**PROBLEM**
Determine how many lines contain the string "prior". Reply with that figure and nothing else.

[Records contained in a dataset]
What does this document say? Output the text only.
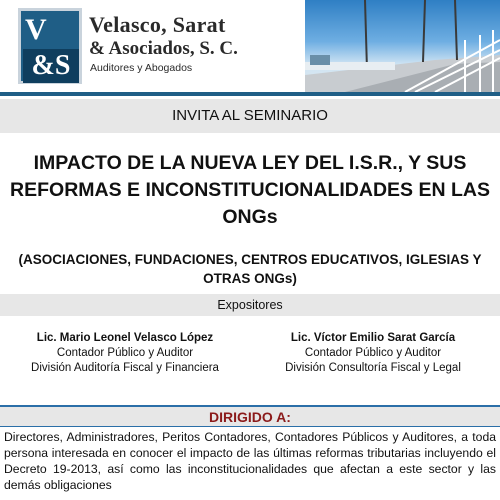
V
&S
Velasco, Sarat
& Asociados, S. C.
Auditores y Abogados
INVITA AL SEMINARIO
IMPACTO DE LA NUEVA LEY DEL I.S.R., Y SUS REFORMAS E INCONSTITUCIONALIDADES EN LAS ONGs
(ASOCIACIONES, FUNDACIONES, CENTROS EDUCATIVOS, IGLESIAS Y OTRAS ONGs)
Expositores
Lic. Mario Leonel Velasco López
Contador Público y Auditor
División Auditoría Fiscal y Financiera
Lic. Víctor Emilio Sarat García
Contador Público y Auditor
División Consultoría Fiscal y Legal
DIRIGIDO A:
Directores, Administradores, Peritos Contadores, Contadores Públicos y Auditores, a toda persona interesada en conocer el impacto de las últimas reformas tributarias incluyendo el Decreto 19-2013, así como las inconstitucionalidades que afectan a este sector y las demás obligaciones
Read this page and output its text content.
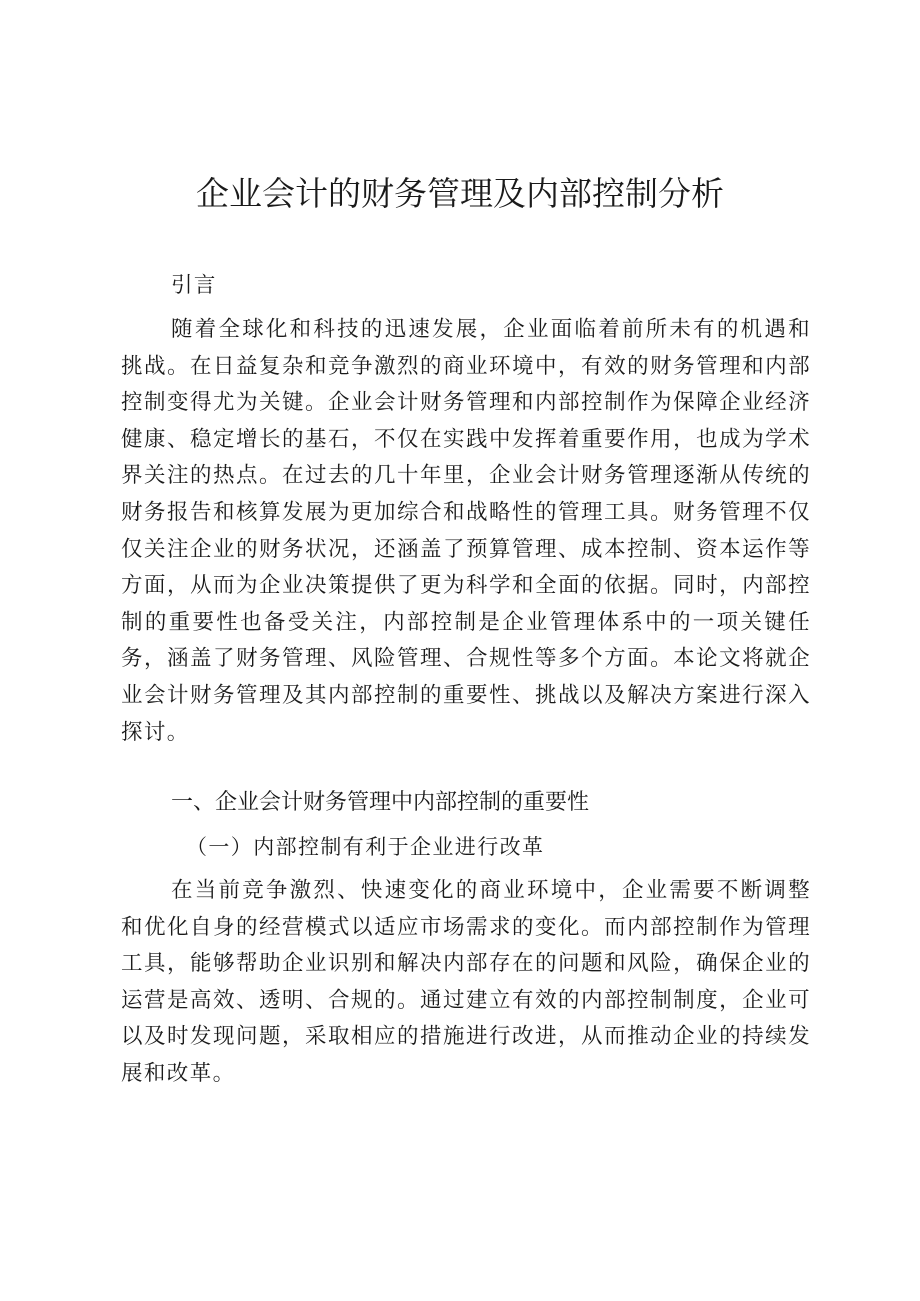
企业会计的财务管理及内部控制分析

引言

随着全球化和科技的迅速发展，企业面临着前所未有的机遇和挑战。在日益复杂和竞争激烈的商业环境中，有效的财务管理和内部控制变得尤为关键。企业会计财务管理和内部控制作为保障企业经济健康、稳定增长的基石，不仅在实践中发挥着重要作用，也成为学术界关注的热点。在过去的几十年里，企业会计财务管理逐渐从传统的财务报告和核算发展为更加综合和战略性的管理工具。财务管理不仅仅关注企业的财务状况，还涵盖了预算管理、成本控制、资本运作等方面，从而为企业决策提供了更为科学和全面的依据。同时，内部控制的重要性也备受关注，内部控制是企业管理体系中的一项关键任务，涵盖了财务管理、风险管理、合规性等多个方面。本论文将就企业会计财务管理及其内部控制的重要性、挑战以及解决方案进行深入探讨。

一、企业会计财务管理中内部控制的重要性
（一）内部控制有利于企业进行改革

在当前竞争激烈、快速变化的商业环境中，企业需要不断调整和优化自身的经营模式以适应市场需求的变化。而内部控制作为管理工具，能够帮助企业识别和解决内部存在的问题和风险，确保企业的运营是高效、透明、合规的。通过建立有效的内部控制制度，企业可以及时发现问题，采取相应的措施进行改进，从而推动企业的持续发展和改革。
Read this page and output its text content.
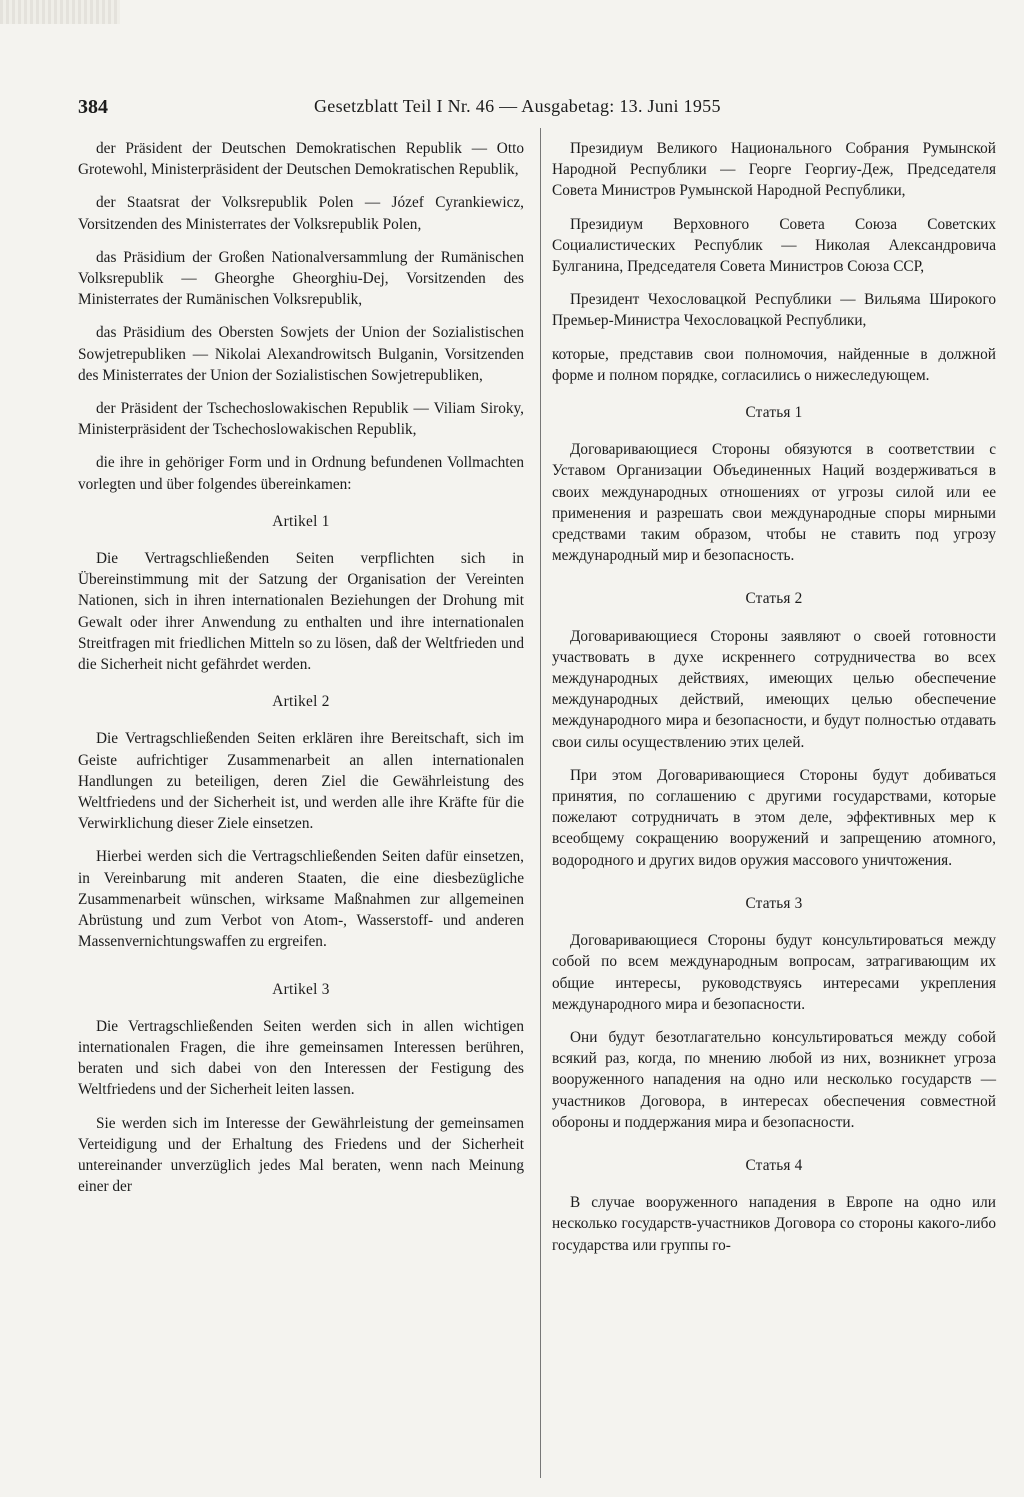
384	Gesetzblatt Teil I Nr. 46 — Ausgabetag: 13. Juni 1955

der Präsident der Deutschen Demokratischen Republik — Otto Grotewohl, Ministerpräsident der Deutschen Demokratischen Republik,

der Staatsrat der Volksrepublik Polen — Józef Cyrankiewicz, Vorsitzenden des Ministerrates der Volksrepublik Polen,

das Präsidium der Großen Nationalversammlung der Rumänischen Volksrepublik — Gheorghe Gheorghiu-Dej, Vorsitzenden des Ministerrates der Rumänischen Volksrepublik,

das Präsidium des Obersten Sowjets der Union der Sozialistischen Sowjetrepubliken — Nikolai Alexandrowitsch Bulganin, Vorsitzenden des Ministerrates der Union der Sozialistischen Sowjetrepubliken,

der Präsident der Tschechoslowakischen Republik — Viliam Siroky, Ministerpräsident der Tschechoslowakischen Republik,

die ihre in gehöriger Form und in Ordnung befundenen Vollmachten vorlegten und über folgendes übereinkamen:

Artikel 1

Die Vertragschließenden Seiten verpflichten sich in Übereinstimmung mit der Satzung der Organisation der Vereinten Nationen, sich in ihren internationalen Beziehungen der Drohung mit Gewalt oder ihrer Anwendung zu enthalten und ihre internationalen Streitfragen mit friedlichen Mitteln so zu lösen, daß der Weltfrieden und die Sicherheit nicht gefährdet werden.

Artikel 2

Die Vertragschließenden Seiten erklären ihre Bereitschaft, sich im Geiste aufrichtiger Zusammenarbeit an allen internationalen Handlungen zu beteiligen, deren Ziel die Gewährleistung des Weltfriedens und der Sicherheit ist, und werden alle ihre Kräfte für die Verwirklichung dieser Ziele einsetzen.

Hierbei werden sich die Vertragschließenden Seiten dafür einsetzen, in Vereinbarung mit anderen Staaten, die eine diesbezügliche Zusammenarbeit wünschen, wirksame Maßnahmen zur allgemeinen Abrüstung und zum Verbot von Atom-, Wasserstoff- und anderen Massenvernichtungswaffen zu ergreifen.

Artikel 3

Die Vertragschließenden Seiten werden sich in allen wichtigen internationalen Fragen, die ihre gemeinsamen Interessen berühren, beraten und sich dabei von den Interessen der Festigung des Weltfriedens und der Sicherheit leiten lassen.

Sie werden sich im Interesse der Gewährleistung der gemeinsamen Verteidigung und der Erhaltung des Friedens und der Sicherheit untereinander unverzüglich jedes Mal beraten, wenn nach Meinung einer der

Президиум Великого Национального Собрания Румынской Народной Республики — Георге Георгиу-Деж, Председателя Совета Министров Румынской Народной Республики,

Президиум Верховного Совета Союза Советских Социалистических Республик — Николая Александровича Булганина, Председателя Совета Министров Союза ССР,

Президент Чехословацкой Республики — Вильяма Широкого Премьер-Министра Чехословацкой Республики,

которые, представив свои полномочия, найденные в должной форме и полном порядке, согласились о нижеследующем.

Статья 1

Договаривающиеся Стороны обязуются в соответствии с Уставом Организации Объединенных Наций воздерживаться в своих международных отношениях от угрозы силой или ее применения и разрешать свои международные споры мирными средствами таким образом, чтобы не ставить под угрозу международный мир и безопасность.

Статья 2

Договаривающиеся Стороны заявляют о своей готовности участвовать в духе искреннего сотрудничества во всех международных действиях, имеющих целью обеспечение международных действий, имеющих целью обеспечение международного мира и безопасности, и будут полностью отдавать свои силы осуществлению этих целей.

При этом Договаривающиеся Стороны будут добиваться принятия, по соглашению с другими государствами, которые пожелают сотрудничать в этом деле, эффективных мер к всеобщему сокращению вооружений и запрещению атомного, водородного и других видов оружия массового уничтожения.

Статья 3

Договаривающиеся Стороны будут консультироваться между собой по всем международным вопросам, затрагивающим их общие интересы, руководствуясь интересами укрепления международного мира и безопасности.

Они будут безотлагательно консультироваться между собой всякий раз, когда, по мнению любой из них, возникнет угроза вооруженного нападения на одно или несколько государств — участников Договора, в интересах обеспечения совместной обороны и поддержания мира и безопасности.

Статья 4

В случае вооруженного нападения в Европе на одно или несколько государств-участников Договора со стороны какого-либо государства или группы го-
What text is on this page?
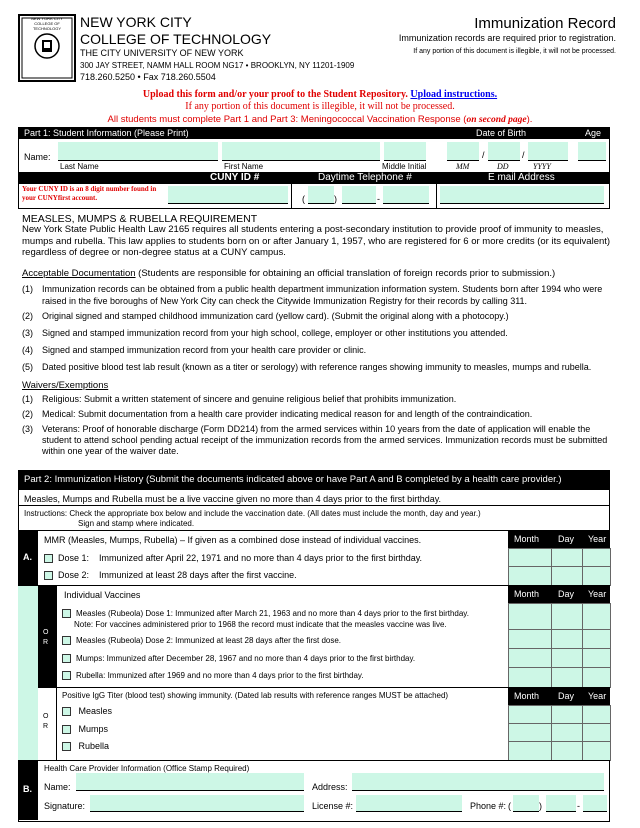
NEW YORK CITY COLLEGE OF TECHNOLOGY	NEW YORK CITY
COLLEGE OF TECHNOLOGY
THE CITY UNIVERSITY OF NEW YORK
300 JAY STREET, NAMM HALL ROOM NG17 • BROOKLYN, NY 11201-1909
718.260.5250 • Fax 718.260.5504
Immunization Record
Immunization records are required prior to registration.
If any portion of this document is illegible, it will not be processed.
Upload this form and/or your proof to the Student Repository. Upload instructions.
If any portion of this document is illegible, it will not be processed.
All students must complete Part 1 and Part 3: Meningococcal Vaccination Response (on second page).
Part 1: Student Information (Please Print)	Date of Birth	Age
Name:
Last Name	First Name	Middle Initial
/	/
MM	DD	YYYY
CUNY ID #	Daytime Telephone #	E mail Address
Your CUNY ID is an 8 digit number found in your CUNYfirst account.	(	)	-
MEASLES, MUMPS & RUBELLA REQUIREMENT
New York State Public Health Law 2165 requires all students entering a post-secondary institution to provide proof of immunity to measles, mumps and rubella. This law applies to students born on or after January 1, 1957, who are registered for 6 or more credits (or its equivalent) regardless of degree or non-degree status at a CUNY campus.
Acceptable Documentation (Students are responsible for obtaining an official translation of foreign records prior to submission.)
(1) Immunization records can be obtained from a public health department immunization information system. Students born after 1994 who were raised in the five boroughs of New York City can check the Citywide Immunization Registry for their records by calling 311.
(2) Original signed and stamped childhood immunization card (yellow card). (Submit the original along with a photocopy.)
(3) Signed and stamped immunization record from your high school, college, employer or other institutions you attended.
(4) Signed and stamped immunization record from your health care provider or clinic.
(5) Dated positive blood test lab result (known as a titer or serology) with reference ranges showing immunity to measles, mumps and rubella.
Waivers/Exemptions
(1) Religious: Submit a written statement of sincere and genuine religious belief that prohibits immunization.
(2) Medical: Submit documentation from a health care provider indicating medical reason for and length of the contraindication.
(3) Veterans: Proof of honorable discharge (Form DD214) from the armed services within 10 years from the date of application will enable the student to attend school pending actual receipt of the immunization records from the armed services. Immunization records must be submitted within one year of the waiver date.
Part 2: Immunization History (Submit the documents indicated above or have Part A and B completed by a health care provider.)
Measles, Mumps and Rubella must be a live vaccine given no more than 4 days prior to the first birthday.
Instructions: Check the appropriate box below and include the vaccination date. (All dates must include the month, day and year.)
Sign and stamp where indicated.
A.
MMR (Measles, Mumps, Rubella) – If given as a combined dose instead of individual vaccines.
Dose 1: Immunized after April 22, 1971 and no more than 4 days prior to the first birthday.
Dose 2: Immunized at least 28 days after the first vaccine.
Month Day Year
O R
O R
Individual Vaccines
Measles (Rubeola) Dose 1: Immunized after March 21, 1963 and no more than 4 days prior to the first birthday.
Note: For vaccines administered prior to 1968 the record must indicate that the measles vaccine was live.
Measles (Rubeola) Dose 2: Immunized at least 28 days after the first dose.
Mumps: Immunized after December 28, 1967 and no more than 4 days prior to the first birthday.
Rubella: Immunized after 1969 and no more than 4 days prior to the first birthday.
Month Day Year
Positive IgG Titer (blood test) showing immunity. (Dated lab results with reference ranges MUST be attached)
Measles
Mumps
Rubella
Month Day Year
B.
Health Care Provider Information (Office Stamp Required)
Name:	Address:
Signature:	License #:	Phone #: (	)	-
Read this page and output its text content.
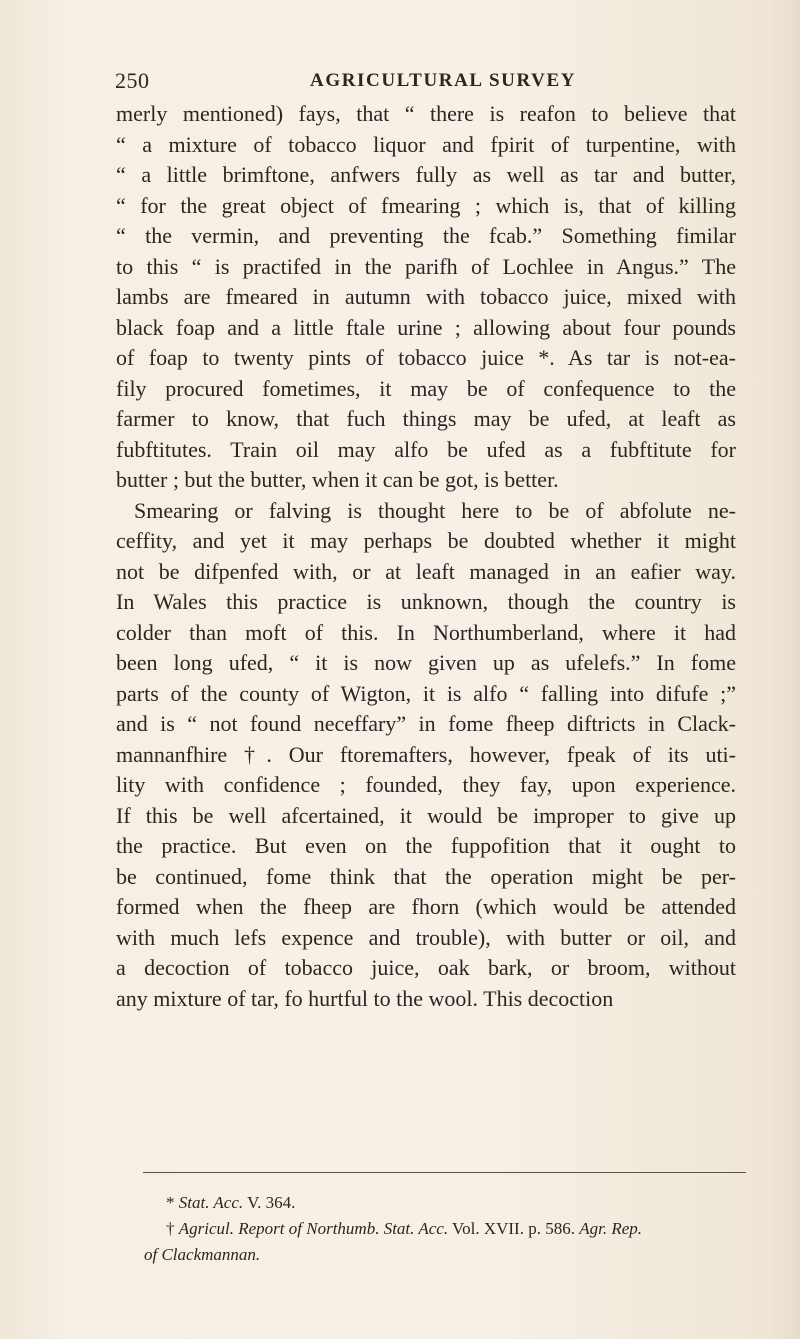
250	AGRICULTURAL SURVEY
merly mentioned) fays, that “ there is reafon to believe that
“ a mixture of tobacco liquor and fpirit of turpentine, with
“ a little brimftone, anfwers fully as well as tar and butter,
“ for the great object of fmearing ; which is, that of killing
“ the vermin, and preventing the fcab.” Something fimilar
to this “ is practifed in the parifh of Lochlee in Angus.” The
lambs are fmeared in autumn with tobacco juice, mixed with
black foap and a little ftale urine ; allowing about four pounds
of foap to twenty pints of tobacco juice *. As tar is not-ea-
fily procured fometimes, it may be of confequence to the
farmer to know, that fuch things may be ufed, at leaft as
fubftitutes. Train oil may alfo be ufed as a fubftitute for
butter ; but the butter, when it can be got, is better.
Smearing or falving is thought here to be of abfolute ne-
ceffity, and yet it may perhaps be doubted whether it might
not be difpenfed with, or at leaft managed in an eafier way.
In Wales this practice is unknown, though the country is
colder than moft of this. In Northumberland, where it had
been long ufed, “ it is now given up as ufelefs.” In fome
parts of the county of Wigton, it is alfo “ falling into difufe ;”
and is “ not found neceffary” in fome fheep diftricts in Clack-
mannanfhire †. Our ftoremafters, however, fpeak of its uti-
lity with confidence ; founded, they fay, upon experience.
If this be well afcertained, it would be improper to give up
the practice. But even on the fuppofition that it ought to
be continued, fome think that the operation might be per-
formed when the fheep are fhorn (which would be attended
with much lefs expence and trouble), with butter or oil, and
a decoction of tobacco juice, oak bark, or broom, without
any mixture of tar, fo hurtful to the wool. This decoction
* Stat. Acc. V. 364.
† Agricul. Report of Northumb. Stat. Acc. Vol. XVII. p. 586. Agr. Rep.
of Clackmannan.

**TASK OUTPUT**
8